→ **Stored data**
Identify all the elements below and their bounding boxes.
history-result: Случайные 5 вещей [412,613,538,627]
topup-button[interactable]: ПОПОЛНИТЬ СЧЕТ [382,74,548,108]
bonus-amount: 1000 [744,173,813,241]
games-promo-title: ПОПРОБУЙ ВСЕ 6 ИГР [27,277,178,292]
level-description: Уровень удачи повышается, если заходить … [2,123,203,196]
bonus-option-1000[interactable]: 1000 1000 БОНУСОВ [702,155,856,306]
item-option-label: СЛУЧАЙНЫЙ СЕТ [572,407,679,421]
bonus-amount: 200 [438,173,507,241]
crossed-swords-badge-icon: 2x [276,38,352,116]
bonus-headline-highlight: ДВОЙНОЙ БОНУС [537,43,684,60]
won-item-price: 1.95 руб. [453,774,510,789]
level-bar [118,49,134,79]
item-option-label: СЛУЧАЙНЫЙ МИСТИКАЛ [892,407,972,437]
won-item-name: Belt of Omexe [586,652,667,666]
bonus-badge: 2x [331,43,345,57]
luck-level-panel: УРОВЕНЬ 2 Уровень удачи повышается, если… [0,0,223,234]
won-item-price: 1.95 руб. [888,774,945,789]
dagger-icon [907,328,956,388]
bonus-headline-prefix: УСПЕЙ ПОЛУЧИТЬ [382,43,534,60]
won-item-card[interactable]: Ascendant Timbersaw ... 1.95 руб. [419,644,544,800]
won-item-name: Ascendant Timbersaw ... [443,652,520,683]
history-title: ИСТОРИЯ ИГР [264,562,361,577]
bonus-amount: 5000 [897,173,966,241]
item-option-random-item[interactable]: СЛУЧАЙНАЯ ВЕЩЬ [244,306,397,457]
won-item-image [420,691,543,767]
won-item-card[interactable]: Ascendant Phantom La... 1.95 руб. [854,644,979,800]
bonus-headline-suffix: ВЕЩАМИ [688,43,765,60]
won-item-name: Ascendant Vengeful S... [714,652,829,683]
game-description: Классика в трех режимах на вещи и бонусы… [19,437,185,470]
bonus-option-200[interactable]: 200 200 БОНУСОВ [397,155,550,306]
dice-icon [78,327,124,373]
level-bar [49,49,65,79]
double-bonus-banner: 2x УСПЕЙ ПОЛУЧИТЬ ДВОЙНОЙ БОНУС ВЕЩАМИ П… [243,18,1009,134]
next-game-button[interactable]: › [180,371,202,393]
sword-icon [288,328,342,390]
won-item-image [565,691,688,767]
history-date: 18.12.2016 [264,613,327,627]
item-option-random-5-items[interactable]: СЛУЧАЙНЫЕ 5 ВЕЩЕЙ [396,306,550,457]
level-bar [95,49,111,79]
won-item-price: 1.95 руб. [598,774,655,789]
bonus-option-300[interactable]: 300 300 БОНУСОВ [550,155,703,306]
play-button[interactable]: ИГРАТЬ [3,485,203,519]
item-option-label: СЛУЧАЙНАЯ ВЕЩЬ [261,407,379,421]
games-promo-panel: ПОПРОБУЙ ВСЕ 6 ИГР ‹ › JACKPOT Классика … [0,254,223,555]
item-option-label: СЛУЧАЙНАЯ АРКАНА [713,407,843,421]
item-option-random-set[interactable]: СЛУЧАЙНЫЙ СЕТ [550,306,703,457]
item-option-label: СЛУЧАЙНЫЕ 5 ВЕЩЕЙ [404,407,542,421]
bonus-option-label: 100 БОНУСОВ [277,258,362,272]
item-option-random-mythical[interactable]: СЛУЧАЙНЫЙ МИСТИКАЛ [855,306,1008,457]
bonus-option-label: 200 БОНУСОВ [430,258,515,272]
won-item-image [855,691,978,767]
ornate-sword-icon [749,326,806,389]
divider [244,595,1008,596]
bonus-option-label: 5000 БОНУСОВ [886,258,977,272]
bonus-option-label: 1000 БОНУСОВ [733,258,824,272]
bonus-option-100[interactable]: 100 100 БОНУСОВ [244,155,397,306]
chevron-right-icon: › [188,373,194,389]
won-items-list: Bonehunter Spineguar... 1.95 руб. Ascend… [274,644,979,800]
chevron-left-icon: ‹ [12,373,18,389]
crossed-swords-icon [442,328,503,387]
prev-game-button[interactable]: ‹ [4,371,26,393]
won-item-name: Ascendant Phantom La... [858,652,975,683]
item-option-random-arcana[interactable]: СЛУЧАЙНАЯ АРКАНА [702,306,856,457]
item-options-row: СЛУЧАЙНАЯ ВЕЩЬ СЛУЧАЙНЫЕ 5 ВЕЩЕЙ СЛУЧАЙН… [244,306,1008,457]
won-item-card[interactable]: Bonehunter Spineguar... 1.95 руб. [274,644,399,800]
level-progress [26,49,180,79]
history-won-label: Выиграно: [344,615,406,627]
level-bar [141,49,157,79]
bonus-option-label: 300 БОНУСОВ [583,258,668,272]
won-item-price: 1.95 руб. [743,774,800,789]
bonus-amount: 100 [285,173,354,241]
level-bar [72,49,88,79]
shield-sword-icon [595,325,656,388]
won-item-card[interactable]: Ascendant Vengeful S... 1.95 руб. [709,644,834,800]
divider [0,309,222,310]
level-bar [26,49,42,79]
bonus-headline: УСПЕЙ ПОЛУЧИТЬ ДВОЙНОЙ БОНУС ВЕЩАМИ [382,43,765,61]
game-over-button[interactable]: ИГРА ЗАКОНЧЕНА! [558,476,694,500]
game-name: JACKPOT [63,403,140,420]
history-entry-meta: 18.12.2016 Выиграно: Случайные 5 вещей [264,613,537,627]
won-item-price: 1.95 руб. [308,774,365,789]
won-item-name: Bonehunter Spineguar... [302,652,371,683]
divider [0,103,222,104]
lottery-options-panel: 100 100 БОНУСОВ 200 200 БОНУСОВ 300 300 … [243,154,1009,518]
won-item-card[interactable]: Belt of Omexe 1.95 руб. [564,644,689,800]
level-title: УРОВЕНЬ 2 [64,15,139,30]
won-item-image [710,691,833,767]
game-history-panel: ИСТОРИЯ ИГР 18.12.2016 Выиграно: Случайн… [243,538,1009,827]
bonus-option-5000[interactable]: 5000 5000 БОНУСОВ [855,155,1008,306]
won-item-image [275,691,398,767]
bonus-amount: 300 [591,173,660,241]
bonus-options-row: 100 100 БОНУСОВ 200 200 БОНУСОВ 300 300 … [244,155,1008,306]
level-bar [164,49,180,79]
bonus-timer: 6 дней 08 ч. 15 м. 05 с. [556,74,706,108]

→ **Directions**
Write out every line of the entries above word for word, with no changes.

→ **Exercise output**
Identify all the elements below and their bounding boxes.
history-result: Случайные 5 вещей [412,613,538,627]
topup-button[interactable]: ПОПОЛНИТЬ СЧЕТ [382,74,548,108]
bonus-amount: 1000 [744,173,813,241]
games-promo-title: ПОПРОБУЙ ВСЕ 6 ИГР [27,277,178,292]
level-description: Уровень удачи повышается, если заходить … [2,123,203,196]
bonus-option-1000[interactable]: 1000 1000 БОНУСОВ [702,155,856,306]
item-option-label: СЛУЧАЙНЫЙ СЕТ [572,407,679,421]
bonus-amount: 200 [438,173,507,241]
crossed-swords-badge-icon: 2x [276,38,352,116]
bonus-headline-highlight: ДВОЙНОЙ БОНУС [537,43,684,60]
won-item-price: 1.95 руб. [453,774,510,789]
level-bar [118,49,134,79]
item-option-label: СЛУЧАЙНЫЙ МИСТИКАЛ [892,407,972,437]
won-item-name: Belt of Omexe [586,652,667,666]
bonus-badge: 2x [331,43,345,57]
luck-level-panel: УРОВЕНЬ 2 Уровень удачи повышается, если… [0,0,223,234]
won-item-price: 1.95 руб. [888,774,945,789]
dagger-icon [907,328,956,388]
bonus-headline-prefix: УСПЕЙ ПОЛУЧИТЬ [382,43,534,60]
won-item-card[interactable]: Ascendant Timbersaw ... 1.95 руб. [419,644,544,800]
won-item-name: Ascendant Timbersaw ... [443,652,520,683]
history-title: ИСТОРИЯ ИГР [264,562,361,577]
bonus-amount: 5000 [897,173,966,241]
item-option-random-item[interactable]: СЛУЧАЙНАЯ ВЕЩЬ [244,306,397,457]
won-item-image [420,691,543,767]
won-item-card[interactable]: Ascendant Phantom La... 1.95 руб. [854,644,979,800]
bonus-headline-suffix: ВЕЩАМИ [688,43,765,60]
won-item-name: Ascendant Vengeful S... [714,652,829,683]
game-description: Классика в трех режимах на вещи и бонусы… [19,437,185,470]
bonus-option-200[interactable]: 200 200 БОНУСОВ [397,155,550,306]
dice-icon [78,327,124,373]
level-bar [49,49,65,79]
double-bonus-banner: 2x УСПЕЙ ПОЛУЧИТЬ ДВОЙНОЙ БОНУС ВЕЩАМИ П… [243,18,1009,134]
next-game-button[interactable]: › [180,371,202,393]
sword-icon [288,328,342,390]
won-item-image [565,691,688,767]
history-date: 18.12.2016 [264,613,327,627]
item-option-random-5-items[interactable]: СЛУЧАЙНЫЕ 5 ВЕЩЕЙ [396,306,550,457]
level-bar [95,49,111,79]
won-item-price: 1.95 руб. [598,774,655,789]
bonus-option-300[interactable]: 300 300 БОНУСОВ [550,155,703,306]
play-button[interactable]: ИГРАТЬ [3,485,203,519]
item-option-label: СЛУЧАЙНАЯ ВЕЩЬ [261,407,379,421]
games-promo-panel: ПОПРОБУЙ ВСЕ 6 ИГР ‹ › JACKPOT Классика … [0,254,223,555]
item-option-label: СЛУЧАЙНАЯ АРКАНА [713,407,843,421]
item-option-random-set[interactable]: СЛУЧАЙНЫЙ СЕТ [550,306,703,457]
item-option-label: СЛУЧАЙНЫЕ 5 ВЕЩЕЙ [404,407,542,421]
bonus-option-label: 100 БОНУСОВ [277,258,362,272]
item-option-random-mythical[interactable]: СЛУЧАЙНЫЙ МИСТИКАЛ [855,306,1008,457]
bonus-option-label: 200 БОНУСОВ [430,258,515,272]
won-item-image [855,691,978,767]
ornate-sword-icon [749,326,806,389]
divider [244,595,1008,596]
bonus-option-label: 5000 БОНУСОВ [886,258,977,272]
bonus-option-label: 1000 БОНУСОВ [733,258,824,272]
bonus-option-100[interactable]: 100 100 БОНУСОВ [244,155,397,306]
chevron-right-icon: › [188,373,194,389]
won-items-list: Bonehunter Spineguar... 1.95 руб. Ascend… [274,644,979,800]
chevron-left-icon: ‹ [12,373,18,389]
crossed-swords-icon [442,328,503,387]
prev-game-button[interactable]: ‹ [4,371,26,393]
won-item-name: Ascendant Phantom La... [858,652,975,683]
item-option-random-arcana[interactable]: СЛУЧАЙНАЯ АРКАНА [702,306,856,457]
item-options-row: СЛУЧАЙНАЯ ВЕЩЬ СЛУЧАЙНЫЕ 5 ВЕЩЕЙ СЛУЧАЙН… [244,306,1008,457]
won-item-card[interactable]: Bonehunter Spineguar... 1.95 руб. [274,644,399,800]
level-progress [26,49,180,79]
history-won-label: Выиграно: [344,615,406,627]
level-bar [141,49,157,79]
bonus-option-label: 300 БОНУСОВ [583,258,668,272]
won-item-price: 1.95 руб. [743,774,800,789]
bonus-amount: 100 [285,173,354,241]
level-bar [72,49,88,79]
shield-sword-icon [595,325,656,388]
won-item-card[interactable]: Ascendant Vengeful S... 1.95 руб. [709,644,834,800]
divider [0,309,222,310]
level-bar [26,49,42,79]
bonus-headline: УСПЕЙ ПОЛУЧИТЬ ДВОЙНОЙ БОНУС ВЕЩАМИ [382,43,765,61]
game-over-button[interactable]: ИГРА ЗАКОНЧЕНА! [558,476,694,500]
game-name: JACKPOT [63,403,140,420]
history-entry-meta: 18.12.2016 Выиграно: Случайные 5 вещей [264,613,537,627]
won-item-price: 1.95 руб. [308,774,365,789]
won-item-name: Bonehunter Spineguar... [302,652,371,683]
divider [0,103,222,104]
lottery-options-panel: 100 100 БОНУСОВ 200 200 БОНУСОВ 300 300 … [243,154,1009,518]
won-item-card[interactable]: Belt of Omexe 1.95 руб. [564,644,689,800]
level-title: УРОВЕНЬ 2 [64,15,139,30]
won-item-image [710,691,833,767]
game-history-panel: ИСТОРИЯ ИГР 18.12.2016 Выиграно: Случайн… [243,538,1009,827]
bonus-option-5000[interactable]: 5000 5000 БОНУСОВ [855,155,1008,306]
won-item-image [275,691,398,767]
bonus-amount: 300 [591,173,660,241]
bonus-options-row: 100 100 БОНУСОВ 200 200 БОНУСОВ 300 300 … [244,155,1008,306]
level-bar [164,49,180,79]
bonus-timer: 6 дней 08 ч. 15 м. 05 с. [556,74,706,108]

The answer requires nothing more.